[START]

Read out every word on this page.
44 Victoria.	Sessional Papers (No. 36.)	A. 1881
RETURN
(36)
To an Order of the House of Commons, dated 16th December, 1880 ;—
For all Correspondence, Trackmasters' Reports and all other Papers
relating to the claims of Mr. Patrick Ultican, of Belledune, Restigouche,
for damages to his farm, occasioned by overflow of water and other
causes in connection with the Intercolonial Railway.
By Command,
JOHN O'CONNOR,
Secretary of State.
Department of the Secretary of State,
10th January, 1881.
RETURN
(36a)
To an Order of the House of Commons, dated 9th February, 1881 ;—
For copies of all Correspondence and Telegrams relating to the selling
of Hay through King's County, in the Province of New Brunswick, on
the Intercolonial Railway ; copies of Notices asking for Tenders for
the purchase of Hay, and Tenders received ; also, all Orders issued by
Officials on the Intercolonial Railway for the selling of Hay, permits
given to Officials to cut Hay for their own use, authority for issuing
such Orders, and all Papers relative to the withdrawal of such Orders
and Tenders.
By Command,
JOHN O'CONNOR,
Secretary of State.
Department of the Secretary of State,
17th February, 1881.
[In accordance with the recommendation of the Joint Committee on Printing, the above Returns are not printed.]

[END]

→ **Given instruction**:
From the listing above, copy every line that includes the word "Commons".

→ **Solution to this problem**:
To an Order of the House of Commons, dated 16th December, 1880 ;—
To an Order of the House of Commons, dated 9th February, 1881 ;—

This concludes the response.